- Exercise details
Sift the listing for lines that hold the string "Chances" and pull them out.

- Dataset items
>> start

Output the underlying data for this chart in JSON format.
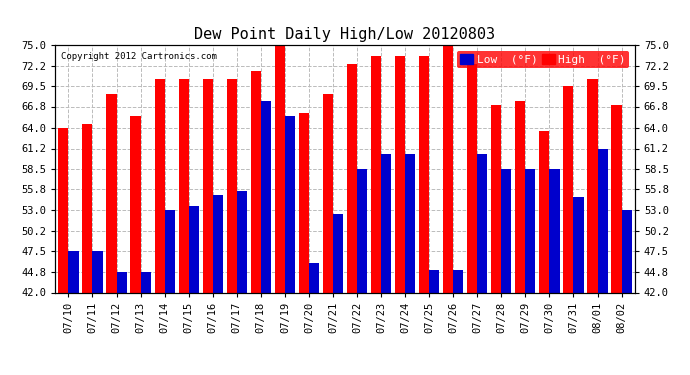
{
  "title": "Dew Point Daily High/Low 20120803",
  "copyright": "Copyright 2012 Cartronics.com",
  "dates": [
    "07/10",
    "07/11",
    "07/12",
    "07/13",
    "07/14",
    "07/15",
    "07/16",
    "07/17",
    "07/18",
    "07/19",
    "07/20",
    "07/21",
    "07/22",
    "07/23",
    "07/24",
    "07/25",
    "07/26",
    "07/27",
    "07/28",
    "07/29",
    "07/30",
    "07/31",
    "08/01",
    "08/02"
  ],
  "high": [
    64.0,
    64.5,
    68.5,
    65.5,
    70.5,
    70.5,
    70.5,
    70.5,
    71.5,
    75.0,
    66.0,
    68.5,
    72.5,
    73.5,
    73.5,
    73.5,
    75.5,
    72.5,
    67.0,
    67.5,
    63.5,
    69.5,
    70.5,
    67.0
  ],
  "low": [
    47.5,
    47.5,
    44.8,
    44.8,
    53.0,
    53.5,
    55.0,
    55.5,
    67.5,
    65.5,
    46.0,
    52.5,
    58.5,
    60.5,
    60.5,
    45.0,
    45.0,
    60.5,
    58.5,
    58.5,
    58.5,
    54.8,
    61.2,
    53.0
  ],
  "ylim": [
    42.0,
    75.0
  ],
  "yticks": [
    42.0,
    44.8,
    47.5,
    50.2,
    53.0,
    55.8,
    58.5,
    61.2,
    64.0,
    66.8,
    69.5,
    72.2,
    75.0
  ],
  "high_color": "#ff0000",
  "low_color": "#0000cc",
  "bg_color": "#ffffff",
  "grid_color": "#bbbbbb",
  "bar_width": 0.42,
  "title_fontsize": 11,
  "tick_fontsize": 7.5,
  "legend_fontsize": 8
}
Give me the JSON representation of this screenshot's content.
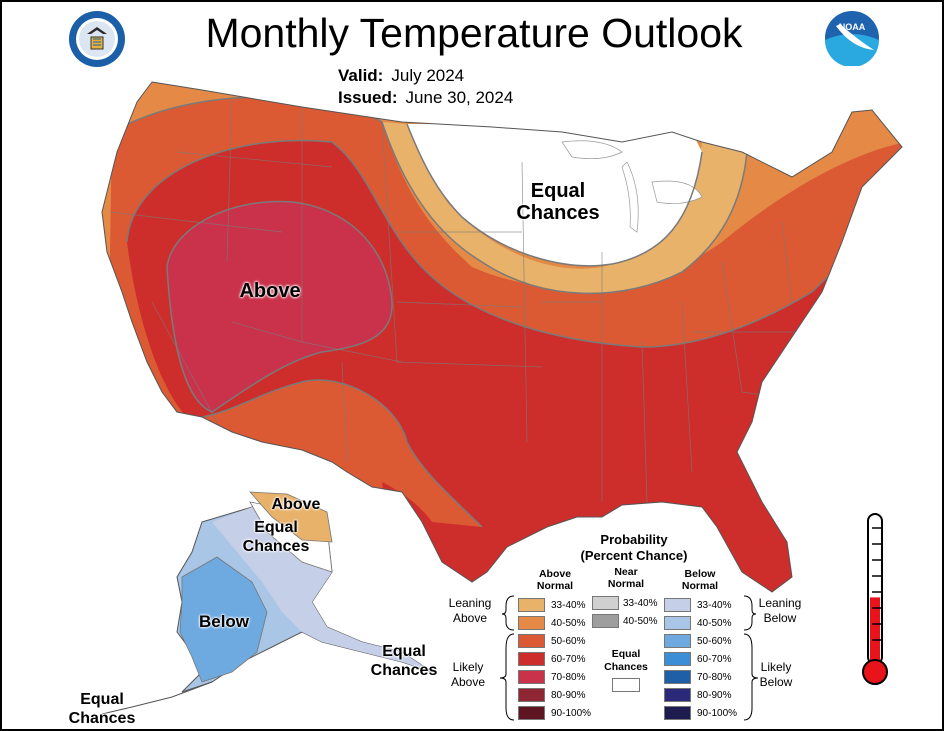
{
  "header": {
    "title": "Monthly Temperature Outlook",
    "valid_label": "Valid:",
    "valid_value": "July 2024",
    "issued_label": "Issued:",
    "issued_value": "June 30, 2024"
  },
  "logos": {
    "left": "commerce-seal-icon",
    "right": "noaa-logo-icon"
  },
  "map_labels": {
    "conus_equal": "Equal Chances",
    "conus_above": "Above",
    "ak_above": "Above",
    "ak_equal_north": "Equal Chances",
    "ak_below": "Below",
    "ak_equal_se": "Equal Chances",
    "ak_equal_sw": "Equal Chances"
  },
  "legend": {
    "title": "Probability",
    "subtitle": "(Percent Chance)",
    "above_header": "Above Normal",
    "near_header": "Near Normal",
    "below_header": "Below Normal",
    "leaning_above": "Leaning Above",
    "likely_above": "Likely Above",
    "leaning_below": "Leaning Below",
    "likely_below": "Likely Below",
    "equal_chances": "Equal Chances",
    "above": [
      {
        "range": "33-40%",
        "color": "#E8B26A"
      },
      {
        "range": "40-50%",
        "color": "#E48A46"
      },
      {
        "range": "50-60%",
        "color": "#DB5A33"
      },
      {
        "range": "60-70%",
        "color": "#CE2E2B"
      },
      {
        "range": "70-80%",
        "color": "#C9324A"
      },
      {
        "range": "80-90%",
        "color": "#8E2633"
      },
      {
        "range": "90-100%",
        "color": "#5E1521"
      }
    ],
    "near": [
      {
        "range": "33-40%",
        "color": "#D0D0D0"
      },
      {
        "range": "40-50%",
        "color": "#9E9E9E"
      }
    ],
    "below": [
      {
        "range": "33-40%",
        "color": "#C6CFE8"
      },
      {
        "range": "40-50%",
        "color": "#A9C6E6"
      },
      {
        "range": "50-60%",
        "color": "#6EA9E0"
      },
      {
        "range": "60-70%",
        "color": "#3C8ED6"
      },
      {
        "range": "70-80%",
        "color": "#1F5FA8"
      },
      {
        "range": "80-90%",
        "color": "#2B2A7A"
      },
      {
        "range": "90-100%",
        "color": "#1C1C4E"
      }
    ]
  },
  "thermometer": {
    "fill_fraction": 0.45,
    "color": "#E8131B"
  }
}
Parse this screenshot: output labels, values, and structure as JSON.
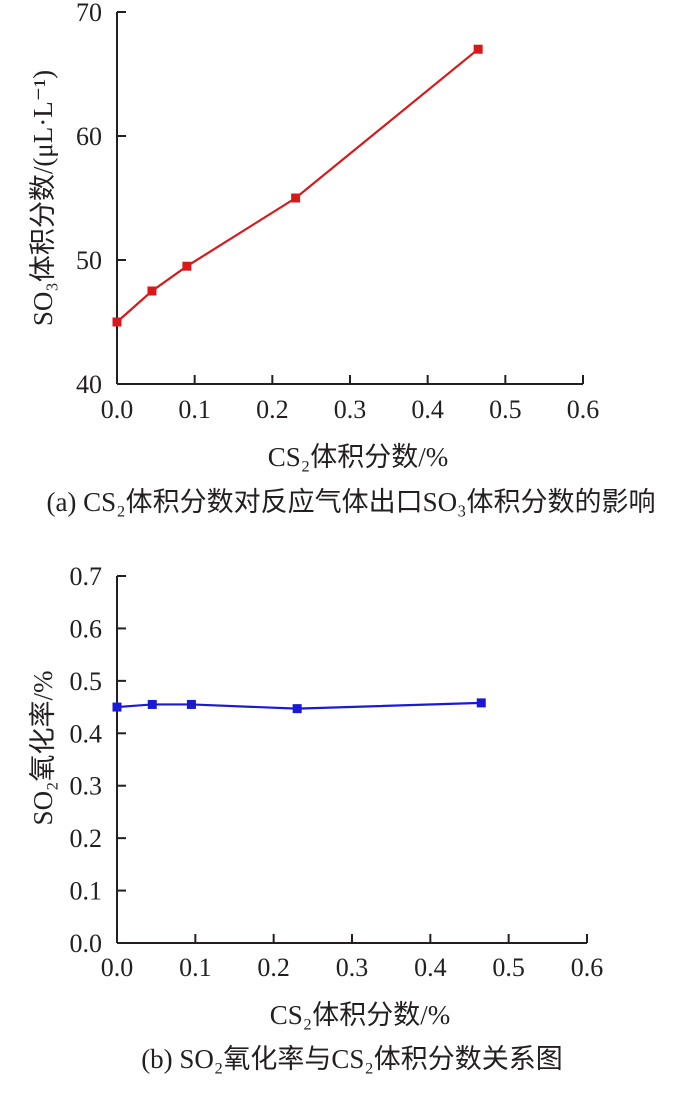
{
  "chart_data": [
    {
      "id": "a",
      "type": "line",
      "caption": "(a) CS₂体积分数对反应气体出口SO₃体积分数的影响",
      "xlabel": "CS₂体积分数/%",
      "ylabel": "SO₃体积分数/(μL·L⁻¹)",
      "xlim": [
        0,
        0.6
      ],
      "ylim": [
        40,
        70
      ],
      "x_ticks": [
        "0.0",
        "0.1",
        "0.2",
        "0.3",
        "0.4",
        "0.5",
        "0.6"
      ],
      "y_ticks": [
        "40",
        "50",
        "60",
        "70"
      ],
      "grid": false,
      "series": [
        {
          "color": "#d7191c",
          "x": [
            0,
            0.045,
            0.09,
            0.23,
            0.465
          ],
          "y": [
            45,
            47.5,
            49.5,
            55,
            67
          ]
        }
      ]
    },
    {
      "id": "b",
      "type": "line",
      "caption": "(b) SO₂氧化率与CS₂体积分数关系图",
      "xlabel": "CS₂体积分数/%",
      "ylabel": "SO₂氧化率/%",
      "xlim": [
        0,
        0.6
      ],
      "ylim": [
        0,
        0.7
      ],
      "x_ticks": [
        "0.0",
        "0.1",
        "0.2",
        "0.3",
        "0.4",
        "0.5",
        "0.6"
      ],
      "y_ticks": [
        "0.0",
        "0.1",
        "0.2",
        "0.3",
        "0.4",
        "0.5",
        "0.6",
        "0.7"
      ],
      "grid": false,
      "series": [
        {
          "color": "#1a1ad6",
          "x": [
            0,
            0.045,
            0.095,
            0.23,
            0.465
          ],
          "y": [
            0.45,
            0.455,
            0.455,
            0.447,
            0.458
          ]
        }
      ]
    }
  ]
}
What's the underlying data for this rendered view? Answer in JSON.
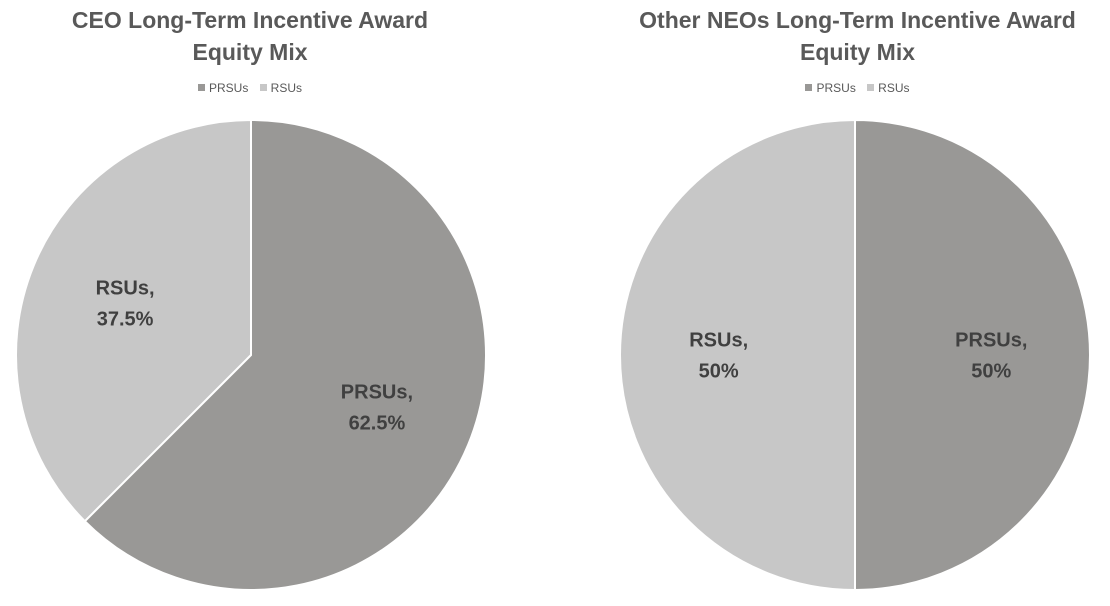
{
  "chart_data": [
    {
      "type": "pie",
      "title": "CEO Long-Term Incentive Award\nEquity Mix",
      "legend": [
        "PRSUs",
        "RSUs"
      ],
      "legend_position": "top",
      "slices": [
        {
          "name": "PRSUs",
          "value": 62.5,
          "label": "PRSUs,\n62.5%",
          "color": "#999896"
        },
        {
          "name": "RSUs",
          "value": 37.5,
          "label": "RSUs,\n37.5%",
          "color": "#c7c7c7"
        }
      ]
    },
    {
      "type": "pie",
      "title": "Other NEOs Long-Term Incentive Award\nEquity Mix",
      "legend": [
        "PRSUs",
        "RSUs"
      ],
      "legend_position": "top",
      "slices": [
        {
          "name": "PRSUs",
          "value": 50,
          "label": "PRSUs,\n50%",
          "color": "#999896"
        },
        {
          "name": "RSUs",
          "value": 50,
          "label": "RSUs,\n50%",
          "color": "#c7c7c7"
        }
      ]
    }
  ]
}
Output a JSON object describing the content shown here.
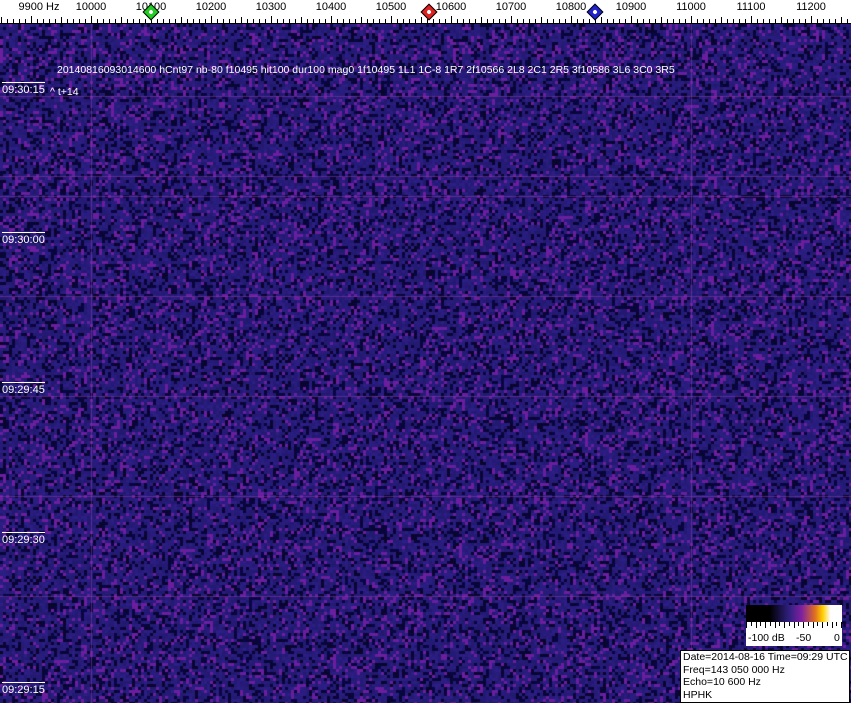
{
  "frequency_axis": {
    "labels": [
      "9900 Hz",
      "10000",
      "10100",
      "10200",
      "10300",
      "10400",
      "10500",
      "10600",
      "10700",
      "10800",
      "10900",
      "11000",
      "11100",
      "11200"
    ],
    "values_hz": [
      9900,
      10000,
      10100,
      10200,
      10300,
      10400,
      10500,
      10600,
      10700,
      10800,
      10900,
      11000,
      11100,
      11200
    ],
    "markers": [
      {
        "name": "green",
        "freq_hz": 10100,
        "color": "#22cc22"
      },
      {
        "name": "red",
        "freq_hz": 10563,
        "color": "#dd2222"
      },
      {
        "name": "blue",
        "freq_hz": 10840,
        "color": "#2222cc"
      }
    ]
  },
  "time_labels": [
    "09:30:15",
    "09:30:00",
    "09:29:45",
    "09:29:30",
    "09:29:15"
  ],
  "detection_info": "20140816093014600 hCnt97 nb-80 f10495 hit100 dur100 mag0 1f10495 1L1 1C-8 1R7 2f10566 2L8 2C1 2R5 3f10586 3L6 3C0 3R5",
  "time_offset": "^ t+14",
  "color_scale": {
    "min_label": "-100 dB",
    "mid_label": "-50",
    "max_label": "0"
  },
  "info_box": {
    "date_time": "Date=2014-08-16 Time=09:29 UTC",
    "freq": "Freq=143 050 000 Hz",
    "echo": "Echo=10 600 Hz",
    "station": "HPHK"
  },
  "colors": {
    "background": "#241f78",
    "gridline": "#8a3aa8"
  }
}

>> end

- Exercise response
    "conus_equal": "Equal Chances",
    "ak_equal_north": "Equal Chances",
    "ak_equal_se": "Equal Chances",
    "ak_equal_sw": "Equal Chances"
    "equal_chances": "Equal Chances",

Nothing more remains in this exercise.